Can you transcribe every record below exactly as it appears?

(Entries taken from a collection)
◆ ◆ ◆ ◆ ◆ ◆ ◆
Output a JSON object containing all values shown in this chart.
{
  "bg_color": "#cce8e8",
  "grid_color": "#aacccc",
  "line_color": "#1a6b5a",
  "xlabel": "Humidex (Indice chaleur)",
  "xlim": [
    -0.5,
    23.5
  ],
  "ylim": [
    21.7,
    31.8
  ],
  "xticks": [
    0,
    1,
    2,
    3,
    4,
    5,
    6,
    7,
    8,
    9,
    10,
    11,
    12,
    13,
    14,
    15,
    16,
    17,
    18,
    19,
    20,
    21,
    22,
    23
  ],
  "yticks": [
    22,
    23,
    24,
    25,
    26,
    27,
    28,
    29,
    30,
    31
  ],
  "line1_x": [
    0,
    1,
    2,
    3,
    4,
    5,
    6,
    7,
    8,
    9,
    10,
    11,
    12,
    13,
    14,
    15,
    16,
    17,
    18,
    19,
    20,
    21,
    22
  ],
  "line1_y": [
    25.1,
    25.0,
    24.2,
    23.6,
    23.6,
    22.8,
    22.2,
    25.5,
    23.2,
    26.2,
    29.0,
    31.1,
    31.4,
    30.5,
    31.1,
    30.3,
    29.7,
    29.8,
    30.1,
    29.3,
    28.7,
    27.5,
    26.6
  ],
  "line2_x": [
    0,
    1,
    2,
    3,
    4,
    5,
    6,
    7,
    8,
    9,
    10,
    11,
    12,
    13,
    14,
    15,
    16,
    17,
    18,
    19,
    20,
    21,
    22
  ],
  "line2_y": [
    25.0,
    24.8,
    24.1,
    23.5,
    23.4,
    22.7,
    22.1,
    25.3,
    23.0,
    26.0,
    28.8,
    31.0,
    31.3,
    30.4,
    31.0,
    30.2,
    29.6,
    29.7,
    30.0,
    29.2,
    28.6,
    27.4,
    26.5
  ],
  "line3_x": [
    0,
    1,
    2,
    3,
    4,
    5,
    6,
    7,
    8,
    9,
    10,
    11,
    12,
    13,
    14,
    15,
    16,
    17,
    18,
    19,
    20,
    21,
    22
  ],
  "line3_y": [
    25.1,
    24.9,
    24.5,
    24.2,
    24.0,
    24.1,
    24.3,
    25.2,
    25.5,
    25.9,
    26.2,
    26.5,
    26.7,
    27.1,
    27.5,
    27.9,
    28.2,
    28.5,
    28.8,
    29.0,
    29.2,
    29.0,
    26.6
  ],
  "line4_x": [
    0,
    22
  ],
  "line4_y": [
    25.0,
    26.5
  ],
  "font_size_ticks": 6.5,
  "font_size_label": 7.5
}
◆ ◆ ◆ ◆ ◆ ◆ ◆
▸ **COMPLETED EXERCISE**
Output a JSON object containing all values shown in this chart.
{
  "bg_color": "#cce8e8",
  "grid_color": "#aacccc",
  "line_color": "#1a6b5a",
  "xlabel": "Humidex (Indice chaleur)",
  "xlim": [
    -0.5,
    23.5
  ],
  "ylim": [
    21.7,
    31.8
  ],
  "xticks": [
    0,
    1,
    2,
    3,
    4,
    5,
    6,
    7,
    8,
    9,
    10,
    11,
    12,
    13,
    14,
    15,
    16,
    17,
    18,
    19,
    20,
    21,
    22,
    23
  ],
  "yticks": [
    22,
    23,
    24,
    25,
    26,
    27,
    28,
    29,
    30,
    31
  ],
  "line1_x": [
    0,
    1,
    2,
    3,
    4,
    5,
    6,
    7,
    8,
    9,
    10,
    11,
    12,
    13,
    14,
    15,
    16,
    17,
    18,
    19,
    20,
    21,
    22
  ],
  "line1_y": [
    25.1,
    25.0,
    24.2,
    23.6,
    23.6,
    22.8,
    22.2,
    25.5,
    23.2,
    26.2,
    29.0,
    31.1,
    31.4,
    30.5,
    31.1,
    30.3,
    29.7,
    29.8,
    30.1,
    29.3,
    28.7,
    27.5,
    26.6
  ],
  "line2_x": [
    0,
    1,
    2,
    3,
    4,
    5,
    6,
    7,
    8,
    9,
    10,
    11,
    12,
    13,
    14,
    15,
    16,
    17,
    18,
    19,
    20,
    21,
    22
  ],
  "line2_y": [
    25.0,
    24.8,
    24.1,
    23.5,
    23.4,
    22.7,
    22.1,
    25.3,
    23.0,
    26.0,
    28.8,
    31.0,
    31.3,
    30.4,
    31.0,
    30.2,
    29.6,
    29.7,
    30.0,
    29.2,
    28.6,
    27.4,
    26.5
  ],
  "line3_x": [
    0,
    1,
    2,
    3,
    4,
    5,
    6,
    7,
    8,
    9,
    10,
    11,
    12,
    13,
    14,
    15,
    16,
    17,
    18,
    19,
    20,
    21,
    22
  ],
  "line3_y": [
    25.1,
    24.9,
    24.5,
    24.2,
    24.0,
    24.1,
    24.3,
    25.2,
    25.5,
    25.9,
    26.2,
    26.5,
    26.7,
    27.1,
    27.5,
    27.9,
    28.2,
    28.5,
    28.8,
    29.0,
    29.2,
    29.0,
    26.6
  ],
  "line4_x": [
    0,
    22
  ],
  "line4_y": [
    25.0,
    26.5
  ],
  "font_size_ticks": 6.5,
  "font_size_label": 7.5
}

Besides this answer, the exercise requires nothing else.